◆ **TASK DESCRIPTION**
Using the records below, locate all lines containing "data" and return them.

==================================================

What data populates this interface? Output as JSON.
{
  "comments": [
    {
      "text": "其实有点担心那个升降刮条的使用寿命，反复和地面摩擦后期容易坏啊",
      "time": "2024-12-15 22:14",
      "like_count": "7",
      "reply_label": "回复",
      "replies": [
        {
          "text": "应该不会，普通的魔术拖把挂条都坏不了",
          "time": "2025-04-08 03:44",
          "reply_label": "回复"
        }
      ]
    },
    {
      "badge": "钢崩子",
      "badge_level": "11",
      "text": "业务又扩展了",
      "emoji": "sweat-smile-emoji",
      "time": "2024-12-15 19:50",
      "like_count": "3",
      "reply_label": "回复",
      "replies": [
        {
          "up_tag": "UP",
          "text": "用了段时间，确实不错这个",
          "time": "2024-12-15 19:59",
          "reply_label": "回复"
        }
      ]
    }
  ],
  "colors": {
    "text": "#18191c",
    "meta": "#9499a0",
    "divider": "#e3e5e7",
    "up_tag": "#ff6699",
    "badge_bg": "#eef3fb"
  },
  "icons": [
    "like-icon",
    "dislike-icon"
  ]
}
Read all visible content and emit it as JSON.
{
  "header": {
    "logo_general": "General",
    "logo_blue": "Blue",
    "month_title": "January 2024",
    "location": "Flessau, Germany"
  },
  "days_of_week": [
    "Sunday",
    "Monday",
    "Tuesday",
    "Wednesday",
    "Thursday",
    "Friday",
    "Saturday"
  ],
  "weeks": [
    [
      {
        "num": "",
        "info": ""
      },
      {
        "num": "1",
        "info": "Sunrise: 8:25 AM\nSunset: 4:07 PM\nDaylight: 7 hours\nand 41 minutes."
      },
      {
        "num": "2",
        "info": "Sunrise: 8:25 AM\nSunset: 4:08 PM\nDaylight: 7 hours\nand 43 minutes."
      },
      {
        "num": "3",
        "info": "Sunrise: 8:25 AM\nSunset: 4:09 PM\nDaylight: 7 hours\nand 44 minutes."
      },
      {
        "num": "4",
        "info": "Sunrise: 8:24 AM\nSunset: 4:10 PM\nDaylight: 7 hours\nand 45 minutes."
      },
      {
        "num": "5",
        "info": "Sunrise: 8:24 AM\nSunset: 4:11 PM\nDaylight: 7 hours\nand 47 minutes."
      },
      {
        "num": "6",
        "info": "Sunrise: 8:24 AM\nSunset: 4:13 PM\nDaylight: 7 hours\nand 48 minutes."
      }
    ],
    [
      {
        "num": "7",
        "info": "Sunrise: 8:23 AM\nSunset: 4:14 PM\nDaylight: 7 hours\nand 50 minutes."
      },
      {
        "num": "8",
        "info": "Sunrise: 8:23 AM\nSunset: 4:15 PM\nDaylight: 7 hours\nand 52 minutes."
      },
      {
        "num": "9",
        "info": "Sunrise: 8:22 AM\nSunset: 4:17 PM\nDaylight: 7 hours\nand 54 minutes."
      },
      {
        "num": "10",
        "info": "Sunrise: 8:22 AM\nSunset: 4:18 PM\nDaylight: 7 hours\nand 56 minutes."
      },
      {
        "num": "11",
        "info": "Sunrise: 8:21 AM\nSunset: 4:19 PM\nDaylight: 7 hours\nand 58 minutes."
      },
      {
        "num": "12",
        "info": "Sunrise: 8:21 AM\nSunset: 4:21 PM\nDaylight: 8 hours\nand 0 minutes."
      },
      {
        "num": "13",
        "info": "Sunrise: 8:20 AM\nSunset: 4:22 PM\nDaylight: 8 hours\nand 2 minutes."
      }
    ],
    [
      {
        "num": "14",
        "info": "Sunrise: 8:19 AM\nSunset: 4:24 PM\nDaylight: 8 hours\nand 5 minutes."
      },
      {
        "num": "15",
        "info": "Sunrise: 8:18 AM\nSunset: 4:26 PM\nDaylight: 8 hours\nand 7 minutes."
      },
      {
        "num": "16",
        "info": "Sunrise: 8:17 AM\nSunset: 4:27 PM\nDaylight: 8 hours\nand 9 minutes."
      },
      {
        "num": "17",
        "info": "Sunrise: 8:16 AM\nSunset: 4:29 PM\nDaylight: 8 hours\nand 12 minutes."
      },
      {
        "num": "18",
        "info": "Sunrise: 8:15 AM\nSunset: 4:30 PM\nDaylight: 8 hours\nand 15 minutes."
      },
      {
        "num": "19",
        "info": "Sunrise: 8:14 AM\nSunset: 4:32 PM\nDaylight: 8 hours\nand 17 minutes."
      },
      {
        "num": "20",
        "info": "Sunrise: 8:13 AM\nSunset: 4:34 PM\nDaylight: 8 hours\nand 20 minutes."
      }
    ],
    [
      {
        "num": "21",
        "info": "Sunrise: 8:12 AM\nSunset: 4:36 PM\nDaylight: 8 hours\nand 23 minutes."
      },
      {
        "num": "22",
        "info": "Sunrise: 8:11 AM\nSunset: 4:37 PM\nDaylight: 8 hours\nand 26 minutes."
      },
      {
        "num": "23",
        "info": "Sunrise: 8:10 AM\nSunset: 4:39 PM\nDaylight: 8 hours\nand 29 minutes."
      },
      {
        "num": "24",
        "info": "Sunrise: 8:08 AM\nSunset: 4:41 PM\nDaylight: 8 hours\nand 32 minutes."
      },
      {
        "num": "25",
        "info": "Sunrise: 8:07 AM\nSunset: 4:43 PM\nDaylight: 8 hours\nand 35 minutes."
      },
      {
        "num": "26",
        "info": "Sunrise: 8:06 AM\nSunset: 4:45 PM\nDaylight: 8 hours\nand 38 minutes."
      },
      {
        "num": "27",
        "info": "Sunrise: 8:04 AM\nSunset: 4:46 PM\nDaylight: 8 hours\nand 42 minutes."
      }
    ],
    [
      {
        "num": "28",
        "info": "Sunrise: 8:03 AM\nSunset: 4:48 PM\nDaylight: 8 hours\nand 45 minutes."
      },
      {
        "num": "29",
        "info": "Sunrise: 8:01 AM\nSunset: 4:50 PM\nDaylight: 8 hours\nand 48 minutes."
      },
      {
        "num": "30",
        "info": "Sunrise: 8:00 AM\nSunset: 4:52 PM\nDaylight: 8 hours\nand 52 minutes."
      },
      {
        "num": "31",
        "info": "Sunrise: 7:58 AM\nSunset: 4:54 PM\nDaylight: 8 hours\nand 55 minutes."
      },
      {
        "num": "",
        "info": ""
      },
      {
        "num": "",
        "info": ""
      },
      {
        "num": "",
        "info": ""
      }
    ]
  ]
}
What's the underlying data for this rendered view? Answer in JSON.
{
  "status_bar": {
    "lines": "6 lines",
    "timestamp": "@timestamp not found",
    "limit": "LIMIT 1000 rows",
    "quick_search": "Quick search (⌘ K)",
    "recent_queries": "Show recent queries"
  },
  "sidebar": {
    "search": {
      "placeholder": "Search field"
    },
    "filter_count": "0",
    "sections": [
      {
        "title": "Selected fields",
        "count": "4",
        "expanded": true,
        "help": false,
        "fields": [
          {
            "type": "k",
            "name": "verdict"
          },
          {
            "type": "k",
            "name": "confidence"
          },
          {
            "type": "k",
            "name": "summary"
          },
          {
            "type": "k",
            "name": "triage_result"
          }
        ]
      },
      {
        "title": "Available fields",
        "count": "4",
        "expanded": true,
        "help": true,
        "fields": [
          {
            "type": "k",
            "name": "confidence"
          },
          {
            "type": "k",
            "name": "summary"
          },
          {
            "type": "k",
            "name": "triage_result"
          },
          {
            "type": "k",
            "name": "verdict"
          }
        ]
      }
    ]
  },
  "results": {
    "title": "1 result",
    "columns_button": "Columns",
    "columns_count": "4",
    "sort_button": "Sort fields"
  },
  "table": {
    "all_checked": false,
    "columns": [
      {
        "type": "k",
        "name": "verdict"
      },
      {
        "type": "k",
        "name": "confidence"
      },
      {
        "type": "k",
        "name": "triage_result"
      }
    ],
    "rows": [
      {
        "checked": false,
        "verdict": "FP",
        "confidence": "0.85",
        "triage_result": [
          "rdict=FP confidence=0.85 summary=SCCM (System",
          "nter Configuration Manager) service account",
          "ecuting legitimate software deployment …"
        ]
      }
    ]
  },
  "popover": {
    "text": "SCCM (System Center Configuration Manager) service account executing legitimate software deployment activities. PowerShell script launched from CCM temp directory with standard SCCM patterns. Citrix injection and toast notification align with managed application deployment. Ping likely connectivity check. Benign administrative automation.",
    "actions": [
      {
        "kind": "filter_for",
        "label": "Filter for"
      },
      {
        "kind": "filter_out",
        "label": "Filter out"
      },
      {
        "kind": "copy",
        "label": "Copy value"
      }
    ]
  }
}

==================================================

◆ **OUTPUT FOR THIS TASK**
What data populates this interface? Output as JSON.
What's the underlying data for this rendered view? Answer in JSON.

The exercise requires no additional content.